**TASK**
All of the records below must be output exactly, with no pictures carried over.

= = = =

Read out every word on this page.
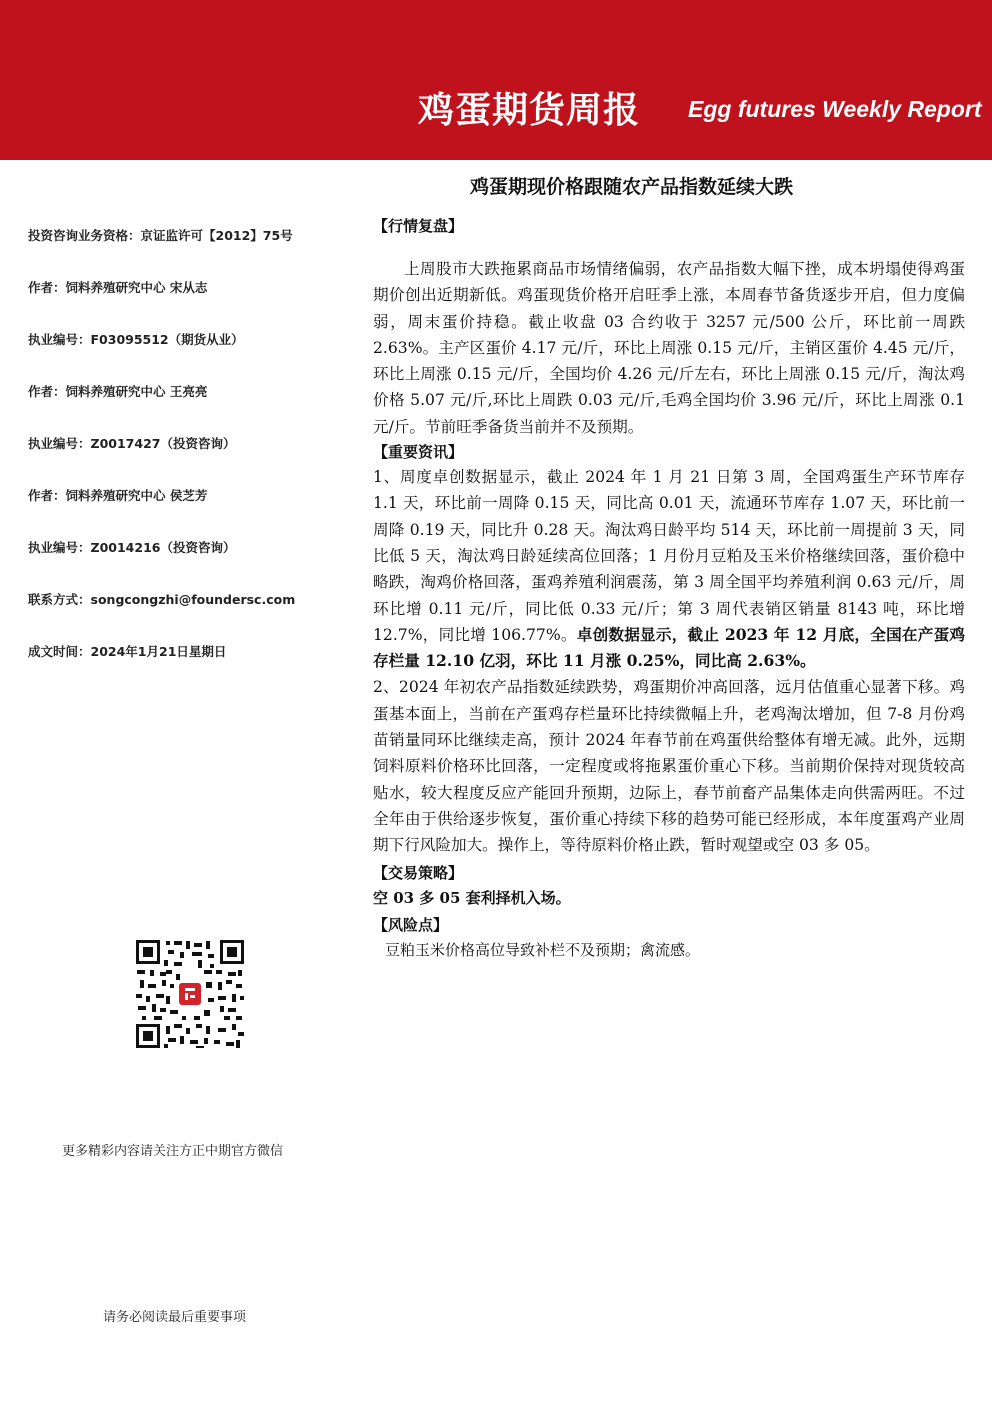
鸡蛋期货周报 Egg futures Weekly Report
鸡蛋期现价格跟随农产品指数延续大跌
投资咨询业务资格：京证监许可【2012】75号
作者：饲料养殖研究中心 宋从志
执业编号：F03095512（期货从业）
作者：饲料养殖研究中心 王亮亮
执业编号：Z0017427（投资咨询）
作者：饲料养殖研究中心 侯芝芳
执业编号：Z0014216（投资咨询）
联系方式：songcongzhi@foundersc.com
成文时间：2024年1月21日星期日
更多精彩内容请关注方正中期官方微信
请务必阅读最后重要事项
【行情复盘】

上周股市大跌拖累商品市场情绪偏弱，农产品指数大幅下挫，成本坍塌使得鸡蛋期价创出近期新低。鸡蛋现货价格开启旺季上涨，本周春节备货逐步开启，但力度偏弱，周末蛋价持稳。截止收盘 03 合约收于 3257 元/500 公斤，环比前一周跌 2.63%。主产区蛋价 4.17 元/斤，环比上周涨 0.15 元/斤，主销区蛋价 4.45 元/斤，环比上周涨 0.15 元/斤，全国均价 4.26 元/斤左右，环比上周涨 0.15 元/斤，淘汰鸡价格 5.07 元/斤,环比上周跌 0.03 元/斤,毛鸡全国均价 3.96 元/斤，环比上周涨 0.1 元/斤。节前旺季备货当前并不及预期。

【重要资讯】

1、周度卓创数据显示，截止 2024 年 1 月 21 日第 3 周，全国鸡蛋生产环节库存 1.1 天，环比前一周降 0.15 天，同比高 0.01 天，流通环节库存 1.07 天，环比前一周降 0.19 天，同比升 0.28 天。淘汰鸡日龄平均 514 天，环比前一周提前 3 天，同比低 5 天，淘汰鸡日龄延续高位回落；1 月份月豆粕及玉米价格继续回落，蛋价稳中略跌，淘鸡价格回落，蛋鸡养殖利润震荡，第 3 周全国平均养殖利润 0.63 元/斤，周环比增 0.11 元/斤，同比低 0.33 元/斤；第 3 周代表销区销量 8143 吨，环比增 12.7%，同比增 106.77%。卓创数据显示，截止 2023 年 12 月底，全国在产蛋鸡存栏量 12.10 亿羽，环比 11 月涨 0.25%，同比高 2.63%。

2、2024 年初农产品指数延续跌势，鸡蛋期价冲高回落，远月估值重心显著下移。鸡蛋基本面上，当前在产蛋鸡存栏量环比持续微幅上升，老鸡淘汰增加，但 7-8 月份鸡苗销量同环比继续走高，预计 2024 年春节前在鸡蛋供给整体有增无减。此外，远期饲料原料价格环比回落，一定程度或将拖累蛋价重心下移。当前期价保持对现货较高贴水，较大程度反应产能回升预期，边际上，春节前畜产品集体走向供需两旺。不过全年由于供给逐步恢复，蛋价重心持续下移的趋势可能已经形成，本年度蛋鸡产业周期下行风险加大。操作上，等待原料价格止跌，暂时观望或空 03 多 05。

【交易策略】
空 03 多 05 套利择机入场。
【风险点】
豆粕玉米价格高位导致补栏不及预期；禽流感。
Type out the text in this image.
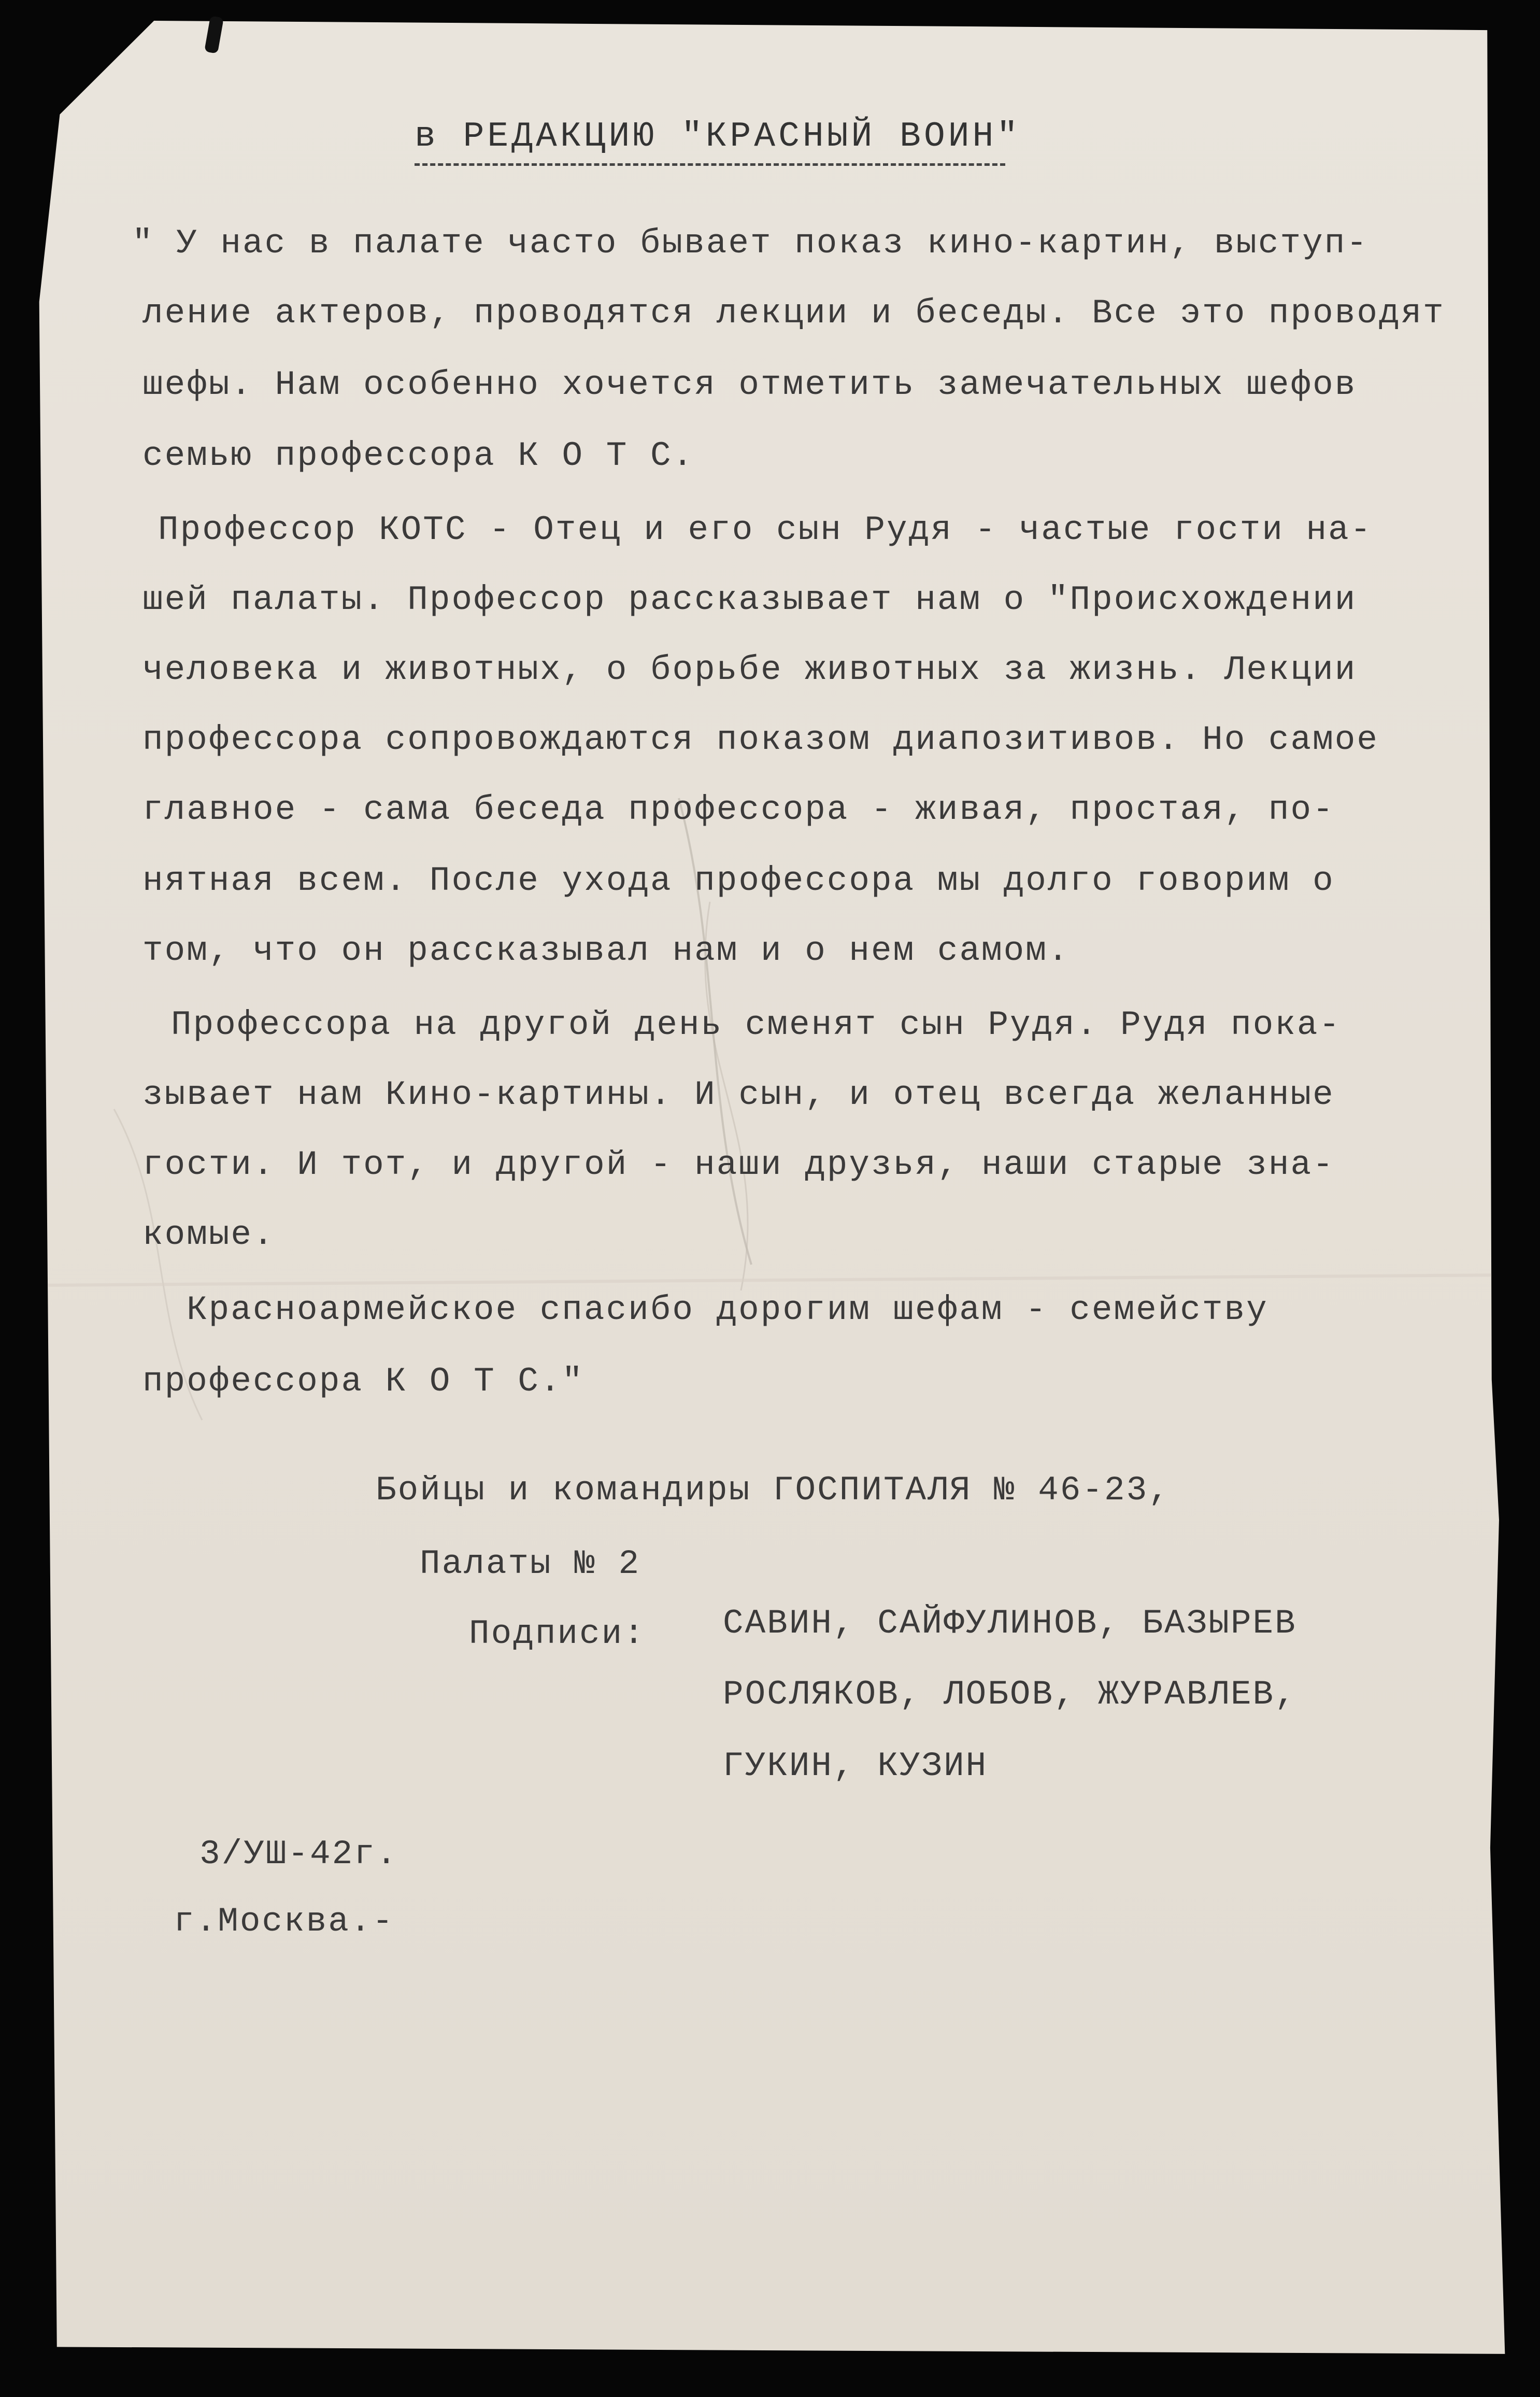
в РЕДАКЦИЮ "КРАСНЫЙ ВОИН"
" У нас в палате часто бывает показ кино-картин, выступ-
ление актеров, проводятся лекции и беседы. Все это проводят
шефы. Нам особенно хочется отметить замечательных шефов
семью профессора К О Т С.
Профессор КОТС - Отец и его сын Рудя - частые гости на-
шей палаты. Профессор рассказывает нам о "Происхождении
человека и животных, о борьбе животных за жизнь. Лекции
профессора сопровождаются показом диапозитивов. Но самое
главное - сама беседа профессора - живая, простая, по-
нятная всем. После ухода профессора мы долго говорим о
том, что он рассказывал нам и о нем самом.
Профессора на другой день сменят сын Рудя. Рудя пока-
зывает нам Кино-картины. И сын, и отец всегда желанные
гости. И тот, и другой - наши друзья, наши старые зна-
комые.
Красноармейское спасибо дорогим шефам - семейству
профессора К О Т С."
Бойцы и командиры ГОСПИТАЛЯ № 46-23,
Палаты № 2
Подписи: САВИН, САЙФУЛИНОВ, БАЗЫРЕВ
РОСЛЯКОВ, ЛОБОВ, ЖУРАВЛЕВ,
ГУКИН, КУЗИН
3/УШ-42г.
г.Москва.-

= = = =

**COMPLETE ANSWER**
Read out every word on this page.
鸡蛋期货周报 Egg futures Weekly Report
鸡蛋期现价格跟随农产品指数延续大跌
投资咨询业务资格：京证监许可【2012】75号
作者：饲料养殖研究中心 宋从志
执业编号：F03095512（期货从业）
作者：饲料养殖研究中心 王亮亮
执业编号：Z0017427（投资咨询）
作者：饲料养殖研究中心 侯芝芳
执业编号：Z0014216（投资咨询）
联系方式：songcongzhi@foundersc.com
成文时间：2024年1月21日星期日
更多精彩内容请关注方正中期官方微信
请务必阅读最后重要事项
【行情复盘】

上周股市大跌拖累商品市场情绪偏弱，农产品指数大幅下挫，成本坍塌使得鸡蛋期价创出近期新低。鸡蛋现货价格开启旺季上涨，本周春节备货逐步开启，但力度偏弱，周末蛋价持稳。截止收盘 03 合约收于 3257 元/500 公斤，环比前一周跌 2.63%。主产区蛋价 4.17 元/斤，环比上周涨 0.15 元/斤，主销区蛋价 4.45 元/斤，环比上周涨 0.15 元/斤，全国均价 4.26 元/斤左右，环比上周涨 0.15 元/斤，淘汰鸡价格 5.07 元/斤,环比上周跌 0.03 元/斤,毛鸡全国均价 3.96 元/斤，环比上周涨 0.1 元/斤。节前旺季备货当前并不及预期。

【重要资讯】

1、周度卓创数据显示，截止 2024 年 1 月 21 日第 3 周，全国鸡蛋生产环节库存 1.1 天，环比前一周降 0.15 天，同比高 0.01 天，流通环节库存 1.07 天，环比前一周降 0.19 天，同比升 0.28 天。淘汰鸡日龄平均 514 天，环比前一周提前 3 天，同比低 5 天，淘汰鸡日龄延续高位回落；1 月份月豆粕及玉米价格继续回落，蛋价稳中略跌，淘鸡价格回落，蛋鸡养殖利润震荡，第 3 周全国平均养殖利润 0.63 元/斤，周环比增 0.11 元/斤，同比低 0.33 元/斤；第 3 周代表销区销量 8143 吨，环比增 12.7%，同比增 106.77%。卓创数据显示，截止 2023 年 12 月底，全国在产蛋鸡存栏量 12.10 亿羽，环比 11 月涨 0.25%，同比高 2.63%。

2、2024 年初农产品指数延续跌势，鸡蛋期价冲高回落，远月估值重心显著下移。鸡蛋基本面上，当前在产蛋鸡存栏量环比持续微幅上升，老鸡淘汰增加，但 7-8 月份鸡苗销量同环比继续走高，预计 2024 年春节前在鸡蛋供给整体有增无减。此外，远期饲料原料价格环比回落，一定程度或将拖累蛋价重心下移。当前期价保持对现货较高贴水，较大程度反应产能回升预期，边际上，春节前畜产品集体走向供需两旺。不过全年由于供给逐步恢复，蛋价重心持续下移的趋势可能已经形成，本年度蛋鸡产业周期下行风险加大。操作上，等待原料价格止跌，暂时观望或空 03 多 05。

【交易策略】
空 03 多 05 套利择机入场。
【风险点】
豆粕玉米价格高位导致补栏不及预期；禽流感。
Type out the text in this image.
в РЕДАКЦИЮ "КРАСНЫЙ ВОИН"
" У нас в палате часто бывает показ кино-картин, выступ-
ление актеров, проводятся лекции и беседы. Все это проводят
шефы. Нам особенно хочется отметить замечательных шефов
семью профессора К О Т С.
Профессор КОТС - Отец и его сын Рудя - частые гости на-
шей палаты. Профессор рассказывает нам о "Происхождении
человека и животных, о борьбе животных за жизнь. Лекции
профессора сопровождаются показом диапозитивов. Но самое
главное - сама беседа профессора - живая, простая, по-
нятная всем. После ухода профессора мы долго говорим о
том, что он рассказывал нам и о нем самом.
Профессора на другой день сменят сын Рудя. Рудя пока-
зывает нам Кино-картины. И сын, и отец всегда желанные
гости. И тот, и другой - наши друзья, наши старые зна-
комые.
Красноармейское спасибо дорогим шефам - семейству
профессора К О Т С."
Бойцы и командиры ГОСПИТАЛЯ № 46-23,
Палаты № 2
Подписи: САВИН, САЙФУЛИНОВ, БАЗЫРЕВ
РОСЛЯКОВ, ЛОБОВ, ЖУРАВЛЕВ,
ГУКИН, КУЗИН
3/УШ-42г.
г.Москва.-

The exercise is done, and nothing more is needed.